(Listings of boxed layout items)
· · · · ·
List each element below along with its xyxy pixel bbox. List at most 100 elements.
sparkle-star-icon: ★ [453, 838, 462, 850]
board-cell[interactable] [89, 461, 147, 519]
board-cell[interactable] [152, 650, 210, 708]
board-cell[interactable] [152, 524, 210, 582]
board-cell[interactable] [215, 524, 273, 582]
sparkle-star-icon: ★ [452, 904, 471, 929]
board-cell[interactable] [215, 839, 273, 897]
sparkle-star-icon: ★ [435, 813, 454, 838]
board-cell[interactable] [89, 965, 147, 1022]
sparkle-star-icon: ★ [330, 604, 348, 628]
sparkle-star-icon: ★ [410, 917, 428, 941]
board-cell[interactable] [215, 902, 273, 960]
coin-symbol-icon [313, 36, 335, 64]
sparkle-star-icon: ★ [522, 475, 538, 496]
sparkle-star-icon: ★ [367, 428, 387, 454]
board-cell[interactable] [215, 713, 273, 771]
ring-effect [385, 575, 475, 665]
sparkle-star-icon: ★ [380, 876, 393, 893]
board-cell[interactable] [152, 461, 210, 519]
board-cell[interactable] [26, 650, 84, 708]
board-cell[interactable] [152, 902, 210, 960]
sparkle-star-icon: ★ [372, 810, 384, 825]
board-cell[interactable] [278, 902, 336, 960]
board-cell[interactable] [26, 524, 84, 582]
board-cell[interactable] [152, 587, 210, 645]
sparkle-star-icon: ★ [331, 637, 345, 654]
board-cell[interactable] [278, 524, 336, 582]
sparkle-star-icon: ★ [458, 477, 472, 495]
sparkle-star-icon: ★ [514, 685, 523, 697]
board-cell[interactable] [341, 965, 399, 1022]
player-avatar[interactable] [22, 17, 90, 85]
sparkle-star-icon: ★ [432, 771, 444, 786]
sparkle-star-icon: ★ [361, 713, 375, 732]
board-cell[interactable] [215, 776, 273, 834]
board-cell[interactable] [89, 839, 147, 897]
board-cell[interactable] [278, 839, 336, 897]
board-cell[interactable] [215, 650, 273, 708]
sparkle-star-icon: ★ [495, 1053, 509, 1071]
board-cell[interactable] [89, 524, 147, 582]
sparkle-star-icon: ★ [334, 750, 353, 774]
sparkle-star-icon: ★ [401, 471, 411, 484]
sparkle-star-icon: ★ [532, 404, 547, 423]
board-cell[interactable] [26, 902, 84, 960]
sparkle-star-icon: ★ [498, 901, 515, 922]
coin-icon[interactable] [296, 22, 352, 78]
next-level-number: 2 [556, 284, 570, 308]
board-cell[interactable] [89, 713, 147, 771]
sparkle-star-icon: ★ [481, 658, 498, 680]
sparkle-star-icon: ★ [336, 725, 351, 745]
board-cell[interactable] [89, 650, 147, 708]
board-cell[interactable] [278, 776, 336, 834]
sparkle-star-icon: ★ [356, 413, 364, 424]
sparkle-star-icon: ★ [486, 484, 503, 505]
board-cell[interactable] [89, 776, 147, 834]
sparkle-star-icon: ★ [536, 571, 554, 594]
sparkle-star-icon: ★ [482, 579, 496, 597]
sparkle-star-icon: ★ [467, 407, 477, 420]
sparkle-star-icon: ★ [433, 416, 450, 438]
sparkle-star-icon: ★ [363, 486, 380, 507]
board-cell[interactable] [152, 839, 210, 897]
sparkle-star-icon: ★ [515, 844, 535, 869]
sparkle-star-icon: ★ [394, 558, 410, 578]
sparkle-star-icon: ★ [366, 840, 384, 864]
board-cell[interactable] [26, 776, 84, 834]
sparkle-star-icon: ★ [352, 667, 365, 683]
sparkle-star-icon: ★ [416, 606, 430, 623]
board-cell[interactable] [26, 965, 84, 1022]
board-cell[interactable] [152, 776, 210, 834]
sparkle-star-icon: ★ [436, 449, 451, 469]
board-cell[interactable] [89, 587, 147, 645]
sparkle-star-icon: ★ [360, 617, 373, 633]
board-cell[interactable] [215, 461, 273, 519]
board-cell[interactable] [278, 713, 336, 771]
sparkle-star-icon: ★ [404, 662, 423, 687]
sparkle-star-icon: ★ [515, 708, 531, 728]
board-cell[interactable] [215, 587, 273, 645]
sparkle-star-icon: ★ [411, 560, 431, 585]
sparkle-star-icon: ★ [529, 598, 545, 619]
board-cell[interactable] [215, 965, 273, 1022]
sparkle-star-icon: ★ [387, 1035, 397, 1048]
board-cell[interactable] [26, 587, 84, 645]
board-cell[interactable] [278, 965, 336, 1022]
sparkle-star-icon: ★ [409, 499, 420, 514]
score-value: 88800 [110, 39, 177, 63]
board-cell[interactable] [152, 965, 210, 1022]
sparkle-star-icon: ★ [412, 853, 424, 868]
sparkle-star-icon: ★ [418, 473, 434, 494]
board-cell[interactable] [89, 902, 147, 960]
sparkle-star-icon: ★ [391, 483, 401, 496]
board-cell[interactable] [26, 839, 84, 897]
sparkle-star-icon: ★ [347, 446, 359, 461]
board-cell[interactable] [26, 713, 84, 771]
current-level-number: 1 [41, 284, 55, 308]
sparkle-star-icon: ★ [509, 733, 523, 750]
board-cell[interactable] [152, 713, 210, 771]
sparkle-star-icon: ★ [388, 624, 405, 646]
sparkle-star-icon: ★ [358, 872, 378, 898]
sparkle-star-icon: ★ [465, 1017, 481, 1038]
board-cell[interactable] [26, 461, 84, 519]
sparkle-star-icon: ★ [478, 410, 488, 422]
· · · · ·
§ **EXERCISE DESCRIPTION**: Repeat every line of the data above word for word, changing nothing.

§ **WRITTEN ANSWER**:
List each element below along with its xyxy pixel bbox. List at most 100 elements.
sparkle-star-icon: ★ [453, 838, 462, 850]
board-cell[interactable] [89, 461, 147, 519]
board-cell[interactable] [152, 650, 210, 708]
board-cell[interactable] [152, 524, 210, 582]
board-cell[interactable] [215, 524, 273, 582]
sparkle-star-icon: ★ [452, 904, 471, 929]
board-cell[interactable] [215, 839, 273, 897]
sparkle-star-icon: ★ [435, 813, 454, 838]
board-cell[interactable] [89, 965, 147, 1022]
sparkle-star-icon: ★ [330, 604, 348, 628]
sparkle-star-icon: ★ [410, 917, 428, 941]
board-cell[interactable] [215, 902, 273, 960]
coin-symbol-icon [313, 36, 335, 64]
sparkle-star-icon: ★ [522, 475, 538, 496]
sparkle-star-icon: ★ [367, 428, 387, 454]
board-cell[interactable] [215, 713, 273, 771]
ring-effect [385, 575, 475, 665]
sparkle-star-icon: ★ [380, 876, 393, 893]
board-cell[interactable] [152, 461, 210, 519]
board-cell[interactable] [26, 650, 84, 708]
board-cell[interactable] [152, 902, 210, 960]
sparkle-star-icon: ★ [372, 810, 384, 825]
board-cell[interactable] [278, 902, 336, 960]
board-cell[interactable] [26, 524, 84, 582]
board-cell[interactable] [152, 587, 210, 645]
sparkle-star-icon: ★ [331, 637, 345, 654]
board-cell[interactable] [278, 524, 336, 582]
sparkle-star-icon: ★ [458, 477, 472, 495]
sparkle-star-icon: ★ [514, 685, 523, 697]
board-cell[interactable] [341, 965, 399, 1022]
player-avatar[interactable] [22, 17, 90, 85]
sparkle-star-icon: ★ [432, 771, 444, 786]
sparkle-star-icon: ★ [361, 713, 375, 732]
board-cell[interactable] [215, 776, 273, 834]
board-cell[interactable] [89, 839, 147, 897]
board-cell[interactable] [278, 839, 336, 897]
board-cell[interactable] [215, 650, 273, 708]
sparkle-star-icon: ★ [495, 1053, 509, 1071]
board-cell[interactable] [89, 524, 147, 582]
sparkle-star-icon: ★ [334, 750, 353, 774]
sparkle-star-icon: ★ [401, 471, 411, 484]
sparkle-star-icon: ★ [532, 404, 547, 423]
board-cell[interactable] [26, 902, 84, 960]
sparkle-star-icon: ★ [498, 901, 515, 922]
coin-icon[interactable] [296, 22, 352, 78]
next-level-number: 2 [556, 284, 570, 308]
board-cell[interactable] [89, 713, 147, 771]
sparkle-star-icon: ★ [481, 658, 498, 680]
sparkle-star-icon: ★ [336, 725, 351, 745]
board-cell[interactable] [89, 650, 147, 708]
board-cell[interactable] [278, 776, 336, 834]
sparkle-star-icon: ★ [356, 413, 364, 424]
sparkle-star-icon: ★ [486, 484, 503, 505]
board-cell[interactable] [89, 776, 147, 834]
sparkle-star-icon: ★ [536, 571, 554, 594]
sparkle-star-icon: ★ [482, 579, 496, 597]
sparkle-star-icon: ★ [467, 407, 477, 420]
sparkle-star-icon: ★ [433, 416, 450, 438]
sparkle-star-icon: ★ [363, 486, 380, 507]
board-cell[interactable] [152, 839, 210, 897]
sparkle-star-icon: ★ [515, 844, 535, 869]
sparkle-star-icon: ★ [394, 558, 410, 578]
sparkle-star-icon: ★ [366, 840, 384, 864]
board-cell[interactable] [26, 776, 84, 834]
sparkle-star-icon: ★ [352, 667, 365, 683]
sparkle-star-icon: ★ [416, 606, 430, 623]
board-cell[interactable] [26, 965, 84, 1022]
board-cell[interactable] [152, 776, 210, 834]
sparkle-star-icon: ★ [436, 449, 451, 469]
board-cell[interactable] [89, 587, 147, 645]
sparkle-star-icon: ★ [360, 617, 373, 633]
board-cell[interactable] [215, 461, 273, 519]
board-cell[interactable] [278, 713, 336, 771]
sparkle-star-icon: ★ [404, 662, 423, 687]
sparkle-star-icon: ★ [515, 708, 531, 728]
board-cell[interactable] [215, 587, 273, 645]
sparkle-star-icon: ★ [411, 560, 431, 585]
sparkle-star-icon: ★ [529, 598, 545, 619]
board-cell[interactable] [215, 965, 273, 1022]
sparkle-star-icon: ★ [387, 1035, 397, 1048]
board-cell[interactable] [26, 587, 84, 645]
board-cell[interactable] [278, 965, 336, 1022]
sparkle-star-icon: ★ [409, 499, 420, 514]
score-value: 88800 [110, 39, 177, 63]
board-cell[interactable] [152, 965, 210, 1022]
sparkle-star-icon: ★ [412, 853, 424, 868]
sparkle-star-icon: ★ [418, 473, 434, 494]
board-cell[interactable] [89, 902, 147, 960]
sparkle-star-icon: ★ [391, 483, 401, 496]
board-cell[interactable] [26, 839, 84, 897]
sparkle-star-icon: ★ [347, 446, 359, 461]
board-cell[interactable] [26, 713, 84, 771]
current-level-number: 1 [41, 284, 55, 308]
sparkle-star-icon: ★ [509, 733, 523, 750]
board-cell[interactable] [152, 713, 210, 771]
sparkle-star-icon: ★ [388, 624, 405, 646]
sparkle-star-icon: ★ [358, 872, 378, 898]
sparkle-star-icon: ★ [465, 1017, 481, 1038]
board-cell[interactable] [26, 461, 84, 519]
sparkle-star-icon: ★ [478, 410, 488, 422]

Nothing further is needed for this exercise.